----- Record list -----

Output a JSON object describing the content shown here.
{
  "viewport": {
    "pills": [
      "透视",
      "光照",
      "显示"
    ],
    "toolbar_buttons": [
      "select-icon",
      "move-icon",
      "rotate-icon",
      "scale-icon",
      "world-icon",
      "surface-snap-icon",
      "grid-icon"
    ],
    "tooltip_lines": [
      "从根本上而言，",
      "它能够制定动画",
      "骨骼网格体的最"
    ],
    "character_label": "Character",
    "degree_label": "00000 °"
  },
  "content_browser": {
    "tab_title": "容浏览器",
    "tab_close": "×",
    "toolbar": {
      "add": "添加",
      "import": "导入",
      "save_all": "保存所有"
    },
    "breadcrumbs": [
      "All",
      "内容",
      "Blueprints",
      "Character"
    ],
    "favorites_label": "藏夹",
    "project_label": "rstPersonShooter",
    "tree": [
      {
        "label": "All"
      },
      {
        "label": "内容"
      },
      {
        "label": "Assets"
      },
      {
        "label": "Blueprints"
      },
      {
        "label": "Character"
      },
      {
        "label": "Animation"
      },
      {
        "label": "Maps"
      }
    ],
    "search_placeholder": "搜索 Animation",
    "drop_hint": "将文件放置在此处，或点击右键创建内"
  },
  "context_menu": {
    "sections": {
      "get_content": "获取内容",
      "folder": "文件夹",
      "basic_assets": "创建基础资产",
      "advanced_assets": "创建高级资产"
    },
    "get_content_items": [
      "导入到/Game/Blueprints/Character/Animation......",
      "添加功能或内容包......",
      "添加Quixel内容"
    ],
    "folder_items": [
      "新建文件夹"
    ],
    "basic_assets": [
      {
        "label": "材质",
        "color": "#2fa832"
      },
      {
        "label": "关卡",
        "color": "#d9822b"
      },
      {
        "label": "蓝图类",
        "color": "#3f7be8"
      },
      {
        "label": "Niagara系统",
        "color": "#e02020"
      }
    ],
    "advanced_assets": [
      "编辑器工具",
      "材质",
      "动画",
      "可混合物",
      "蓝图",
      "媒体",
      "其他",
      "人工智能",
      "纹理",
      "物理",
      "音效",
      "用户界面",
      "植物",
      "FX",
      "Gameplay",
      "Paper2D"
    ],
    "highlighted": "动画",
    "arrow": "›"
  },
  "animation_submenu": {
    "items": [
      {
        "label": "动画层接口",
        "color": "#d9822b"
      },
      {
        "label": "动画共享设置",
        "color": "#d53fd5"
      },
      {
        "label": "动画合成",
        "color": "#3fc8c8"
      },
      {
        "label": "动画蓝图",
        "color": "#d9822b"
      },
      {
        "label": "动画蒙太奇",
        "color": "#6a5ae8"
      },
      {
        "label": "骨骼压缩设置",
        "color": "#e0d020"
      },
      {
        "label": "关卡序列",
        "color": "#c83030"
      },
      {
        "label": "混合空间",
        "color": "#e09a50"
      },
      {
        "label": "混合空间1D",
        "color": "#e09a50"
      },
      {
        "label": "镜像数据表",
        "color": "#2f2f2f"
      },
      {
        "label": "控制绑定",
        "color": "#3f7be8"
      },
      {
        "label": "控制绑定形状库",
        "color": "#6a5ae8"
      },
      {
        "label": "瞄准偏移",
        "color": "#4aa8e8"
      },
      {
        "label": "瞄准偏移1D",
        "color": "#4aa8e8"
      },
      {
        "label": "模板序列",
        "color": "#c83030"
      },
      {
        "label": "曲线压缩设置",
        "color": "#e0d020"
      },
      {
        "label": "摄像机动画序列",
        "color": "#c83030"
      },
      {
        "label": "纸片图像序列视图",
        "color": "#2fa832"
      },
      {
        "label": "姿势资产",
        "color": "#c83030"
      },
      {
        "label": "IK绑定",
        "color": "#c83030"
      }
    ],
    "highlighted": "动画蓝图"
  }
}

-----

§ **Task to complete**
In the records above, find each line with the word "Character" and copy it.

§ **Answer for this exercise**
    "character_label": "Character",
      "Character"
        "label": "Character"
      "导入到/Game/Blueprints/Character/Animation......",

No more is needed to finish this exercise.